Records from a data source
___

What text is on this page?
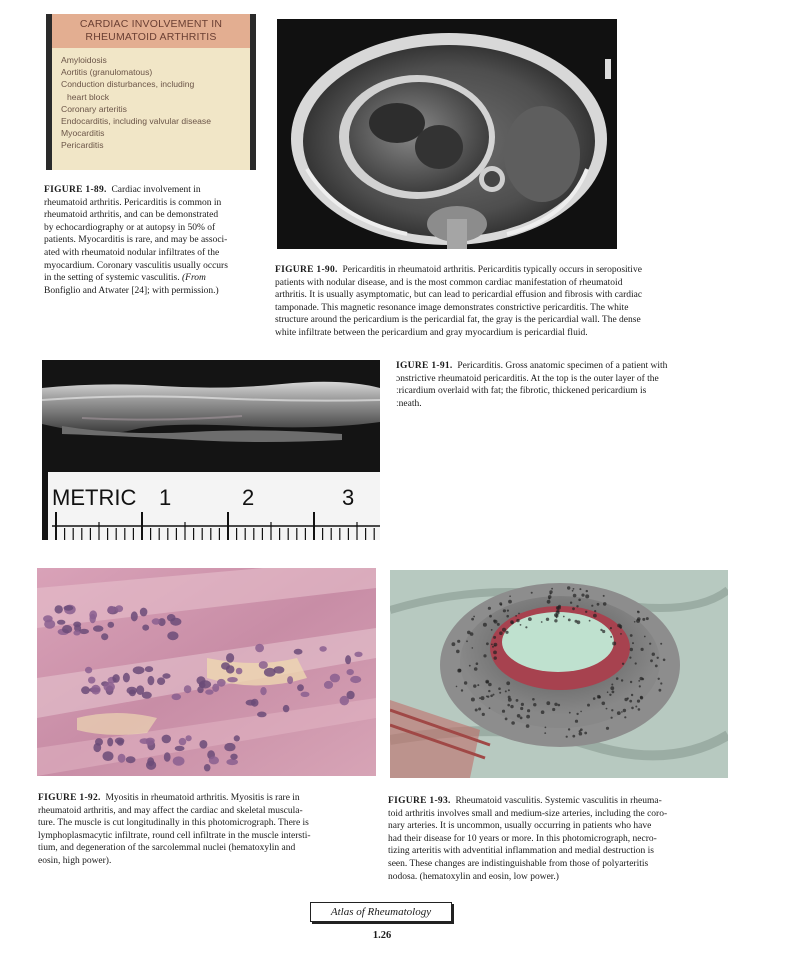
CARDIAC INVOLVEMENT IN
RHEUMATOID ARTHRITIS
Amyloidosis
Aortitis (granulomatous)
Conduction disturbances, including
heart block
Coronary arteritis
Endocarditis, including valvular disease
Myocarditis
Pericarditis
FIGURE 1-89. Cardiac involvement in
rheumatoid arthritis. Pericarditis is common in
rheumatoid arthritis, and can be demonstrated
by echocardiography or at autopsy in 50% of
patients. Myocarditis is rare, and may be associ-
ated with rheumatoid nodular infiltrates of the
myocardium. Coronary vasculitis usually occurs
in the setting of systemic vasculitis. (From
Bonfiglio and Atwater [24]; with permission.)
FIGURE 1-90. Pericarditis in rheumatoid arthritis. Pericarditis typically occurs in seropositive
patients with nodular disease, and is the most common cardiac manifestation of rheumatoid
arthritis. It is usually asymptomatic, but can lead to pericardial effusion and fibrosis with cardiac
tamponade. This magnetic resonance image demonstrates constrictive pericarditis. The white
structure around the pericardium is the pericardial fat, the gray is the pericardial wall. The dense
white infiltrate between the pericardium and gray myocardium is pericardial fluid.
METRIC 1	2	3
IGURE 1-91. Pericarditis. Gross anatomic specimen of a patient with
ɔnstrictive rheumatoid pericarditis. At the top is the outer layer of the
ːricardium overlaid with fat; the fibrotic, thickened pericardium is
ːneath.
FIGURE 1-92. Myositis in rheumatoid arthritis. Myositis is rare in
rheumatoid arthritis, and may affect the cardiac and skeletal muscula-
ture. The muscle is cut longitudinally in this photomicrograph. There is
lymphoplasmacytic infiltrate, round cell infiltrate in the muscle intersti-
tium, and degeneration of the sarcolemmal nuclei (hematoxylin and
eosin, high power).
FIGURE 1-93. Rheumatoid vasculitis. Systemic vasculitis in rheuma-
toid arthritis involves small and medium-size arteries, including the coro-
nary arteries. It is uncommon, usually occurring in patients who have
had their disease for 10 years or more. In this photomicrograph, necro-
tizing arteritis with adventitial inflammation and medial destruction is
seen. These changes are indistinguishable from those of polyarteritis
nodosa. (hematoxylin and eosin, low power.)
Atlas of Rheumatology
1.26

___

Assigned task: Considering the records above, count the lines where the string "gray" occurs and return that number alone.

Expected output: 2